◆ Given exercise
Return each line containing the string "TextGrids".
## Start Raw records
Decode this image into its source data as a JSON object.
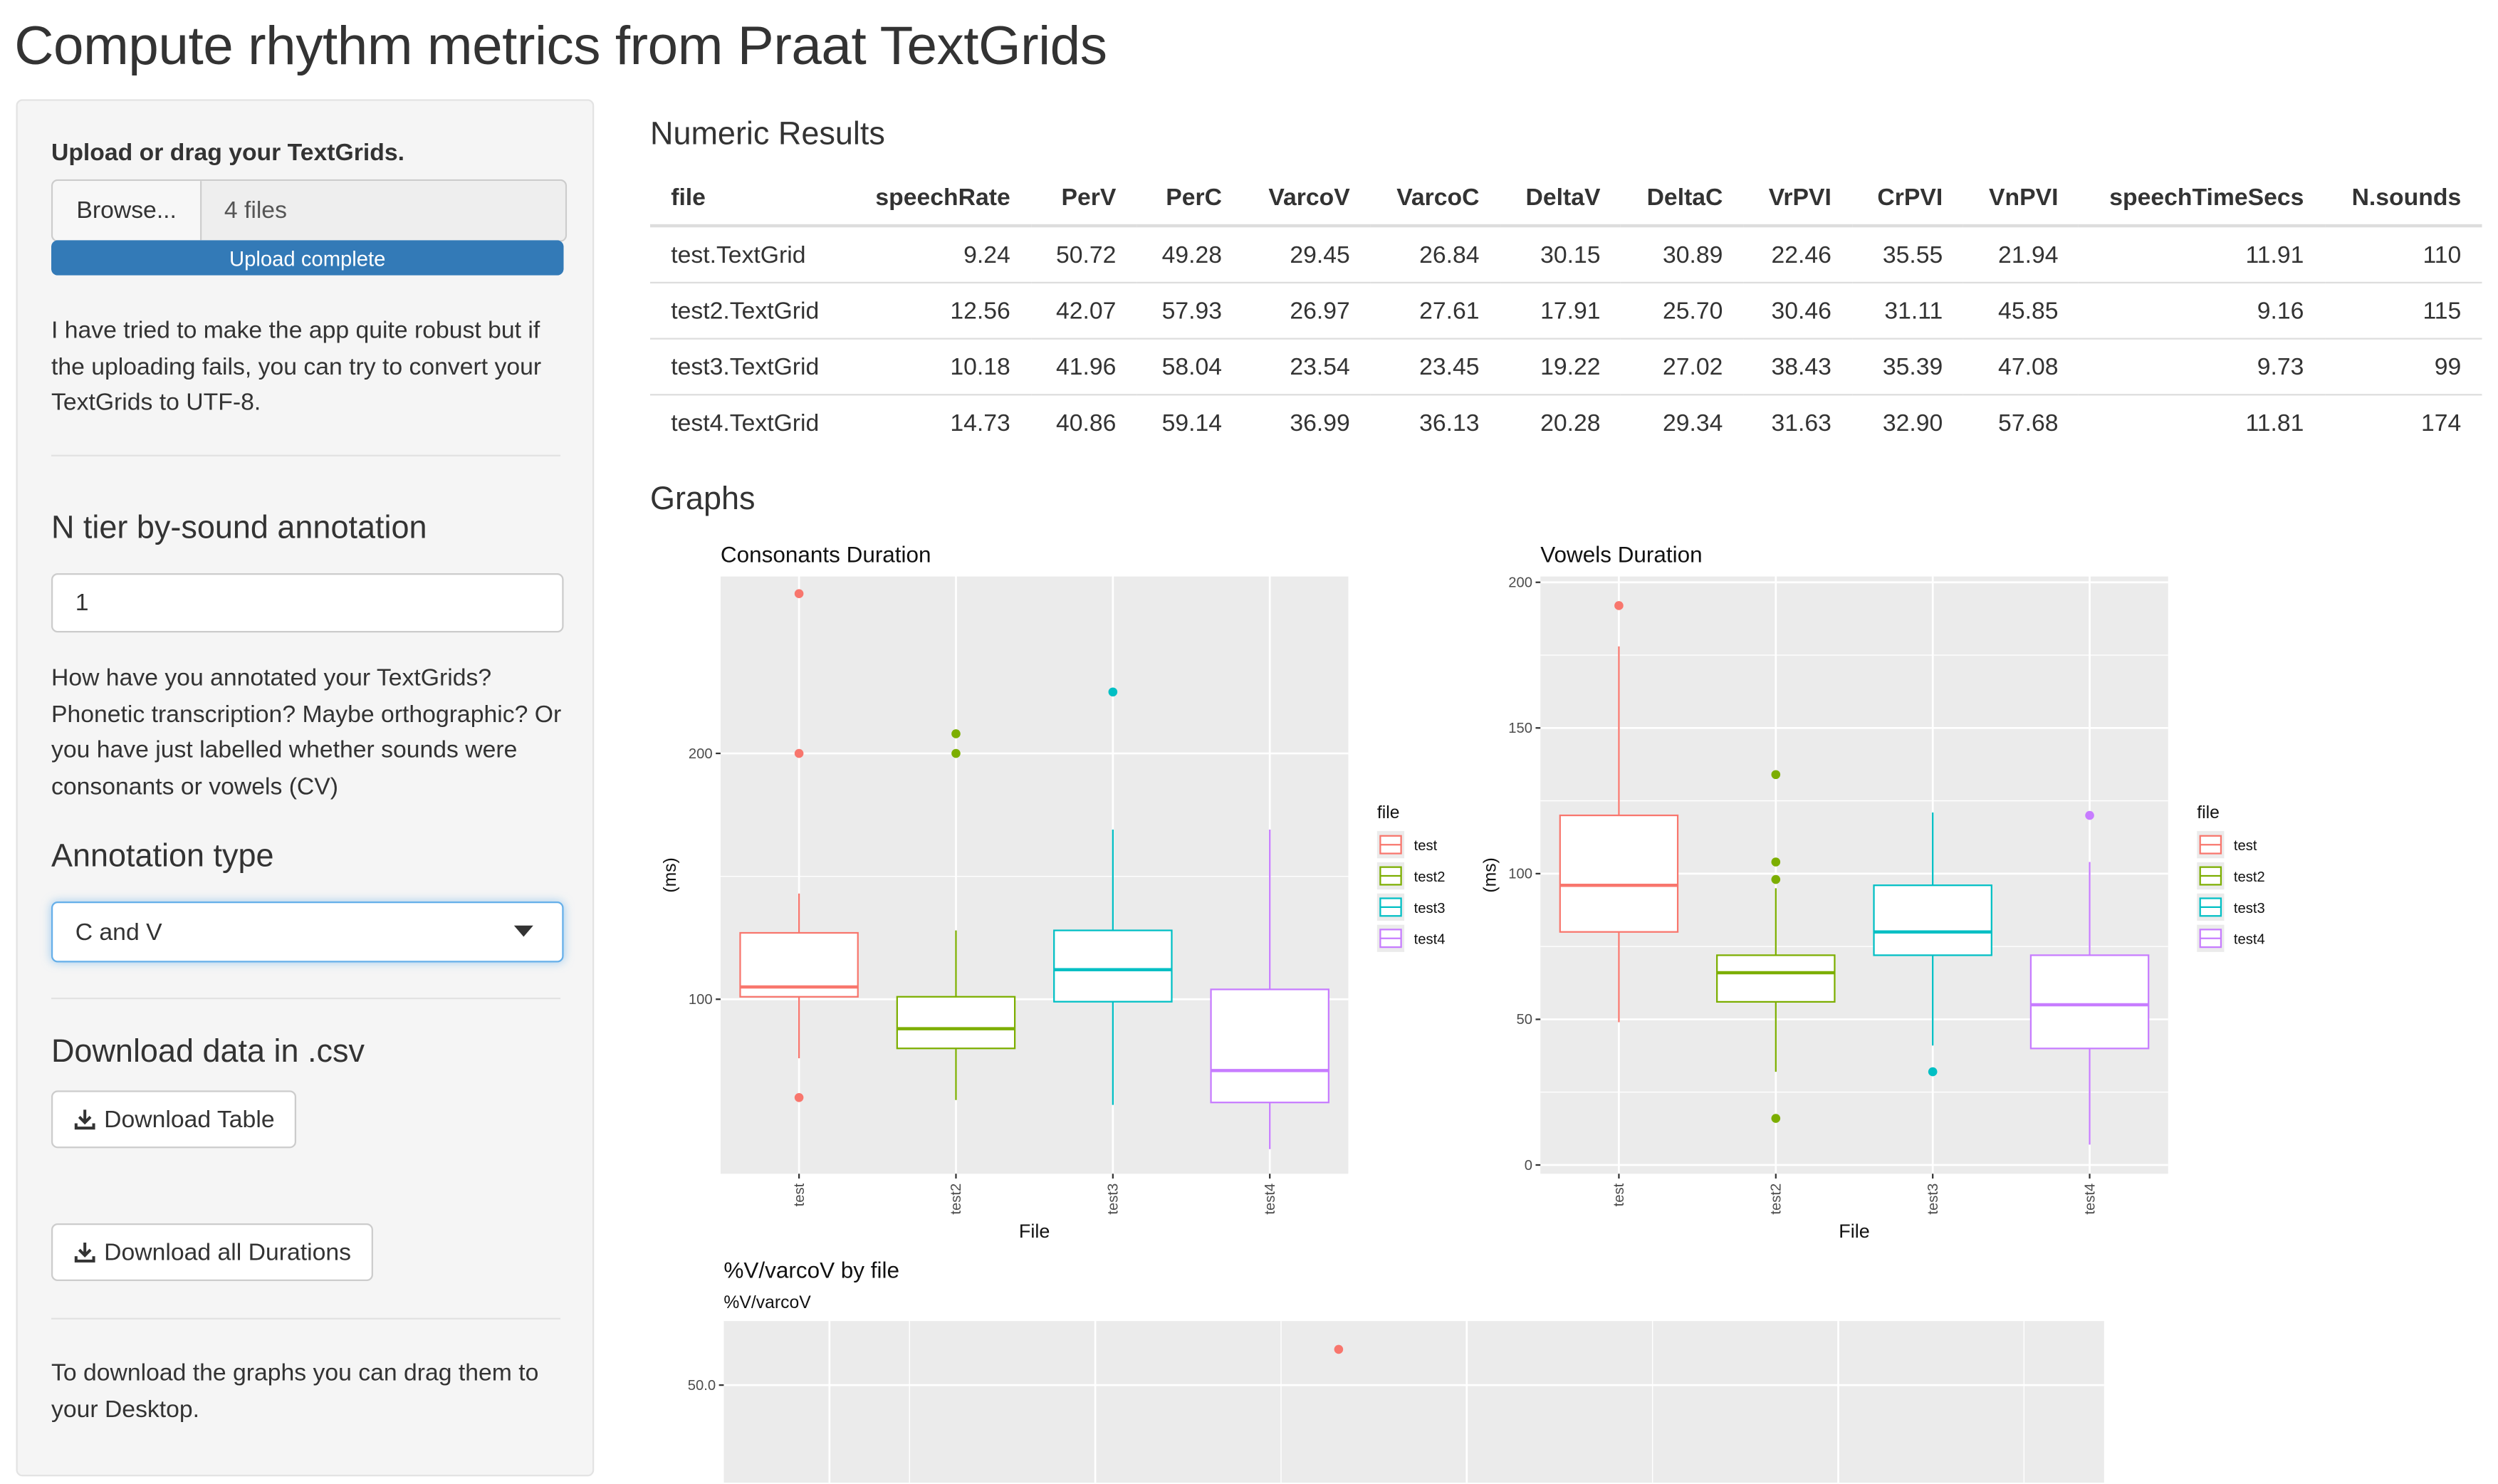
{
  "app": {
    "title": "Compute rhythm metrics from Praat TextGrids"
  },
  "sidebar": {
    "upload_label": "Upload or drag your TextGrids.",
    "browse_label": "Browse...",
    "file_count": "4 files",
    "progress_text": "Upload complete",
    "progress_value": 100,
    "upload_help": "I have tried to make the app quite robust but if the uploading fails, you can try to convert your TextGrids to UTF-8.",
    "ntier_heading": "N tier by-sound annotation",
    "ntier_value": "1",
    "annotation_help": "How have you annotated your TextGrids? Phonetic transcription? Maybe orthographic? Or you have just labelled whether sounds were consonants or vowels (CV)",
    "annotation_heading": "Annotation type",
    "annotation_value": "C and V",
    "download_heading": "Download data in .csv",
    "download_table_label": "Download Table",
    "download_durations_label": "Download all Durations",
    "drag_help": "To download the graphs you can drag them to your Desktop."
  },
  "main": {
    "results_heading": "Numeric Results",
    "graphs_heading": "Graphs",
    "table": {
      "columns": [
        "file",
        "speechRate",
        "PerV",
        "PerC",
        "VarcoV",
        "VarcoC",
        "DeltaV",
        "DeltaC",
        "VrPVI",
        "CrPVI",
        "VnPVI",
        "speechTimeSecs",
        "N.sounds"
      ],
      "rows": [
        [
          "test.TextGrid",
          "9.24",
          "50.72",
          "49.28",
          "29.45",
          "26.84",
          "30.15",
          "30.89",
          "22.46",
          "35.55",
          "21.94",
          "11.91",
          "110"
        ],
        [
          "test2.TextGrid",
          "12.56",
          "42.07",
          "57.93",
          "26.97",
          "27.61",
          "17.91",
          "25.70",
          "30.46",
          "31.11",
          "45.85",
          "9.16",
          "115"
        ],
        [
          "test3.TextGrid",
          "10.18",
          "41.96",
          "58.04",
          "23.54",
          "23.45",
          "19.22",
          "27.02",
          "38.43",
          "35.39",
          "47.08",
          "9.73",
          "99"
        ],
        [
          "test4.TextGrid",
          "14.73",
          "40.86",
          "59.14",
          "36.99",
          "36.13",
          "20.28",
          "29.34",
          "31.63",
          "32.90",
          "57.68",
          "11.81",
          "174"
        ]
      ]
    }
  },
  "colors": {
    "test": "#F8766D",
    "test2": "#7CAE00",
    "test3": "#00BFC4",
    "test4": "#C77CFF",
    "panel": "#EBEBEB",
    "accent": "#337ab7"
  },
  "chart_data": [
    {
      "type": "box",
      "title": "Consonants Duration",
      "xlabel": "File",
      "ylabel": "(ms)",
      "legend_title": "file",
      "legend_position": "right",
      "categories": [
        "test",
        "test2",
        "test3",
        "test4"
      ],
      "y_ticks": [
        100,
        200
      ],
      "ylim": [
        29,
        272
      ],
      "boxes": [
        {
          "name": "test",
          "min": 76,
          "q1": 101,
          "median": 105,
          "q3": 127,
          "max": 143,
          "outliers": [
            60,
            200,
            265
          ]
        },
        {
          "name": "test2",
          "min": 59,
          "q1": 80,
          "median": 88,
          "q3": 101,
          "max": 128,
          "outliers": [
            200,
            208
          ]
        },
        {
          "name": "test3",
          "min": 57,
          "q1": 99,
          "median": 112,
          "q3": 128,
          "max": 169,
          "outliers": [
            225
          ]
        },
        {
          "name": "test4",
          "min": 39,
          "q1": 58,
          "median": 71,
          "q3": 104,
          "max": 169,
          "outliers": []
        }
      ]
    },
    {
      "type": "box",
      "title": "Vowels Duration",
      "xlabel": "File",
      "ylabel": "(ms)",
      "legend_title": "file",
      "legend_position": "right",
      "categories": [
        "test",
        "test2",
        "test3",
        "test4"
      ],
      "y_ticks": [
        0,
        50,
        100,
        150,
        200
      ],
      "ylim": [
        -3,
        202
      ],
      "boxes": [
        {
          "name": "test",
          "min": 49,
          "q1": 80,
          "median": 96,
          "q3": 120,
          "max": 178,
          "outliers": [
            192
          ]
        },
        {
          "name": "test2",
          "min": 32,
          "q1": 56,
          "median": 66,
          "q3": 72,
          "max": 95,
          "outliers": [
            16,
            98,
            104,
            134
          ]
        },
        {
          "name": "test3",
          "min": 41,
          "q1": 72,
          "median": 80,
          "q3": 96,
          "max": 121,
          "outliers": [
            32
          ]
        },
        {
          "name": "test4",
          "min": 7,
          "q1": 40,
          "median": 55,
          "q3": 72,
          "max": 104,
          "outliers": [
            120
          ]
        }
      ]
    },
    {
      "type": "scatter",
      "title": "%V/varcoV by file",
      "ylabel": "%V/varcoV",
      "y_ticks": [
        50.0
      ],
      "points": [
        {
          "series": "test",
          "y": 50.72
        }
      ]
    }
  ]
}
## End Raw records
◆ The solution
    "title": "Compute rhythm metrics from Praat TextGrids"
    "upload_label": "Upload or drag your TextGrids.",
    "upload_help": "I have tried to make the app quite robust but if the uploading fails, you can try to convert your TextGrids to UTF-8.",
    "annotation_help": "How have you annotated your TextGrids? Phonetic transcription? Maybe orthographic? Or you have just labelled whether sounds were consonants or vowels (CV)",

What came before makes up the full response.